## Task instructions
Pick out and copy every line below that has the word "прошлых".
### Extracted material ###
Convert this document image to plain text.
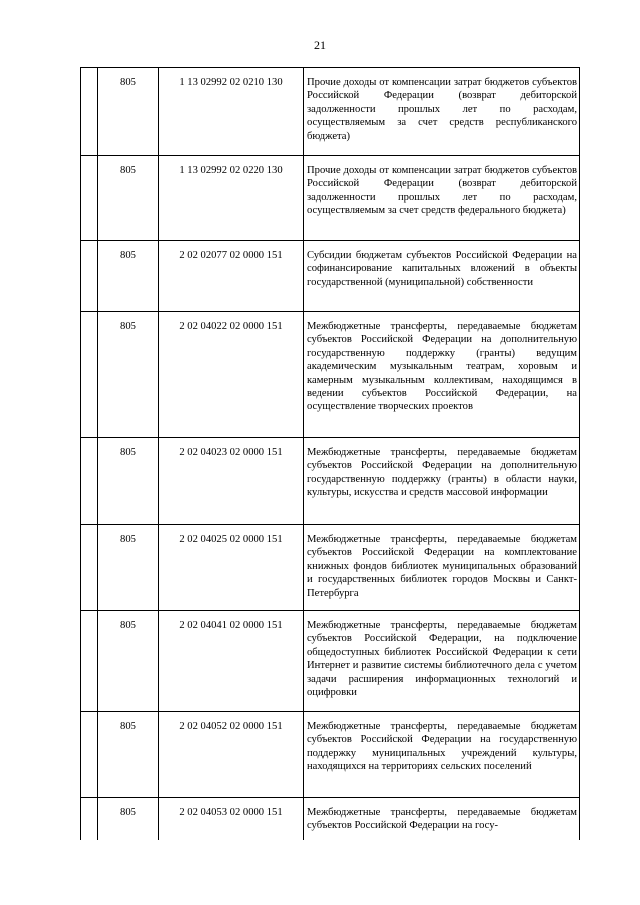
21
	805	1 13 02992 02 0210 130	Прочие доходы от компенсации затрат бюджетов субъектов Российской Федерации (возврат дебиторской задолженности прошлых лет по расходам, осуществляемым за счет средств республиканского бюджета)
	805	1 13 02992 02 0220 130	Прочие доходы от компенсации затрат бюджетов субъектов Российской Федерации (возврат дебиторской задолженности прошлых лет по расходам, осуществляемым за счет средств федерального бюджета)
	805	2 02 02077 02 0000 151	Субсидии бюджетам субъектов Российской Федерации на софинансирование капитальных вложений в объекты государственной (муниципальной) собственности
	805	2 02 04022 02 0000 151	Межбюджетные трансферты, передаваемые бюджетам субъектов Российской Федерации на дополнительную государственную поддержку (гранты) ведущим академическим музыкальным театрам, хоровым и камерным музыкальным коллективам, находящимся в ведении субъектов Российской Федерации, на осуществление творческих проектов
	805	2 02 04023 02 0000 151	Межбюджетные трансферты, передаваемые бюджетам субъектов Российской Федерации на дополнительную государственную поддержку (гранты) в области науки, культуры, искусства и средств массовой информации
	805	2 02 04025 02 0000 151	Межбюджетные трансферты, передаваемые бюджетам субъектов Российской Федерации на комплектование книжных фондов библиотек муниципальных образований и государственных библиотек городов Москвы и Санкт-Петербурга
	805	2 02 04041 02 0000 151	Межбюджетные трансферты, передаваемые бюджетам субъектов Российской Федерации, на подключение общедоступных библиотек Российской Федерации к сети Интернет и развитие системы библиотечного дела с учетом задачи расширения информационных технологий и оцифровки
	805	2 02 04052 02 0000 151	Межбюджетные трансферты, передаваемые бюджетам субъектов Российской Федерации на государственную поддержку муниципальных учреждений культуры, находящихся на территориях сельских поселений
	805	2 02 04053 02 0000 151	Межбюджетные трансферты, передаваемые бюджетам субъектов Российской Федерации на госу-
###
### Extracted material ###
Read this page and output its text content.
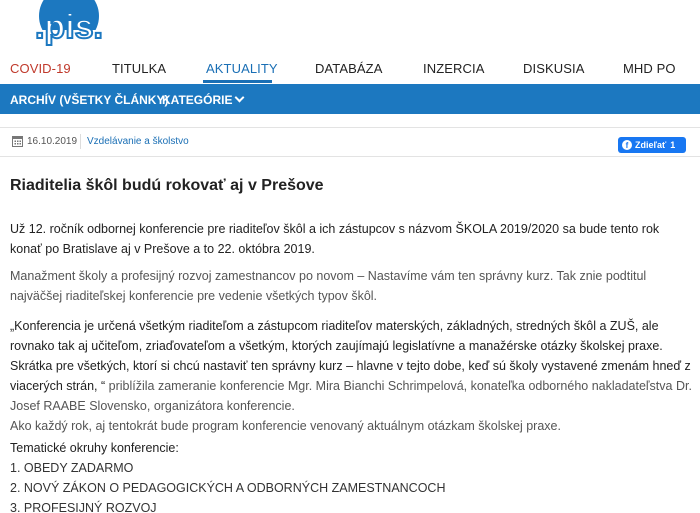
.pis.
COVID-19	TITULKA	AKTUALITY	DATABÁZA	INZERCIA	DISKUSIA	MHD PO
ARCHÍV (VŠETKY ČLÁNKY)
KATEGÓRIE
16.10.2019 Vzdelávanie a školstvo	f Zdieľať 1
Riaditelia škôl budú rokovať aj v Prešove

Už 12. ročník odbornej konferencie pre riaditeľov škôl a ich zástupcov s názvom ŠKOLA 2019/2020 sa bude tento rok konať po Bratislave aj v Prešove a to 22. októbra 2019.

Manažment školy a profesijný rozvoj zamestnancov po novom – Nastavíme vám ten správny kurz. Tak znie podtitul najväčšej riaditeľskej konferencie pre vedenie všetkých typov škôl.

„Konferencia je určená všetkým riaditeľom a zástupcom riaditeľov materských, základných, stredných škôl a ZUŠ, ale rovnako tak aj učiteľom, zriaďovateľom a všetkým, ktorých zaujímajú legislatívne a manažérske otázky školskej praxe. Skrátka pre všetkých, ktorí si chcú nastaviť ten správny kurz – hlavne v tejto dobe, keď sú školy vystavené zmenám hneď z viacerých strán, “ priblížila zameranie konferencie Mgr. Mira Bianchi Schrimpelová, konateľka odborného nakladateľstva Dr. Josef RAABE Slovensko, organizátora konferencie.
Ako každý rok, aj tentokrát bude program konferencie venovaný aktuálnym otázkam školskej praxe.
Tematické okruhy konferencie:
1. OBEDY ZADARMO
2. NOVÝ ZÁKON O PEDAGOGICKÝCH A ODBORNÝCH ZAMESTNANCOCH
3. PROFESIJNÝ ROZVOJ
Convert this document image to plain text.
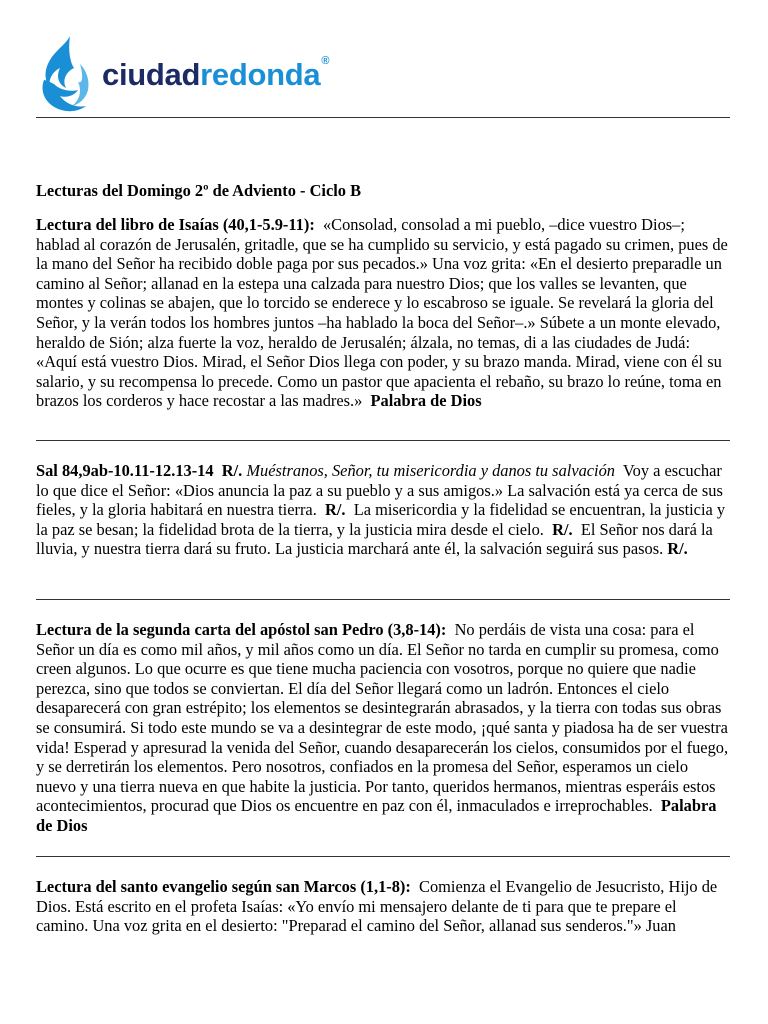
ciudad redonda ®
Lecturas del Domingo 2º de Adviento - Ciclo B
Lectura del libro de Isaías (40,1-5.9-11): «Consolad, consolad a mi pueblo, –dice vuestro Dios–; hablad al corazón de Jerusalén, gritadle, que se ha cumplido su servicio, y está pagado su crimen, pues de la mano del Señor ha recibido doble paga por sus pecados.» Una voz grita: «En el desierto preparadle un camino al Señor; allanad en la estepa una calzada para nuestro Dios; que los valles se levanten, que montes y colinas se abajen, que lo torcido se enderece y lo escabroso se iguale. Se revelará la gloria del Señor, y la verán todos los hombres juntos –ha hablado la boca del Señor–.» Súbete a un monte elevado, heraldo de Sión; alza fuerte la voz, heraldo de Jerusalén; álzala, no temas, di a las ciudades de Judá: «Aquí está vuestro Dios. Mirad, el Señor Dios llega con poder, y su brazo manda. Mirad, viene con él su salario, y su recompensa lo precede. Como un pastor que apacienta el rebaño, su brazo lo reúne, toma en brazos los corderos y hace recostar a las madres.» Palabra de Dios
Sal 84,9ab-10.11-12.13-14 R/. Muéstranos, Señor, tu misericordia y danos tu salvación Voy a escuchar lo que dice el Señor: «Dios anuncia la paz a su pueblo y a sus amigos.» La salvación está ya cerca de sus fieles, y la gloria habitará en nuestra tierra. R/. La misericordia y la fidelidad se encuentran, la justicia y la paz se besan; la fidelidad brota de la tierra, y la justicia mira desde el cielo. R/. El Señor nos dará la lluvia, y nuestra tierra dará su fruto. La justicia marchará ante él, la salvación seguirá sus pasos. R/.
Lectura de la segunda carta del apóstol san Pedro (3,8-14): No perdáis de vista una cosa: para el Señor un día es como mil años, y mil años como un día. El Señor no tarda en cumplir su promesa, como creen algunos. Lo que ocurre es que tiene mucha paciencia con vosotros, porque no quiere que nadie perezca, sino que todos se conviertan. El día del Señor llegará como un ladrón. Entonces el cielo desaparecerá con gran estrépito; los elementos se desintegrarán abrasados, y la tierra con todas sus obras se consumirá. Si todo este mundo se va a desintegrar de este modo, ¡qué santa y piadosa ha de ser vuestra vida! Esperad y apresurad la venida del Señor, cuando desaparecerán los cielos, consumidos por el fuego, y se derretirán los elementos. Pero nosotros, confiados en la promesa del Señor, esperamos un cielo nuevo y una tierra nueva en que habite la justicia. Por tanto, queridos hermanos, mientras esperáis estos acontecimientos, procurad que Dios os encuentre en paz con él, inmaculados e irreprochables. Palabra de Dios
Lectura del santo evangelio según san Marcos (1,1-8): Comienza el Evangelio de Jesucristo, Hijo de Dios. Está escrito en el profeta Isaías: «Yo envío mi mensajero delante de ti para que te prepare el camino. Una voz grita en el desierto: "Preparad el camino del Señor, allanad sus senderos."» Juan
###
## Answer to the exercise
	805	1 13 02992 02 0210 130	Прочие доходы от компенсации затрат бюджетов субъектов Российской Федерации (возврат дебиторской задолженности прошлых лет по расходам, осуществляемым за счет средств республиканского бюджета)
	805	1 13 02992 02 0220 130	Прочие доходы от компенсации затрат бюджетов субъектов Российской Федерации (возврат дебиторской задолженности прошлых лет по расходам, осуществляемым за счет средств федерального бюджета)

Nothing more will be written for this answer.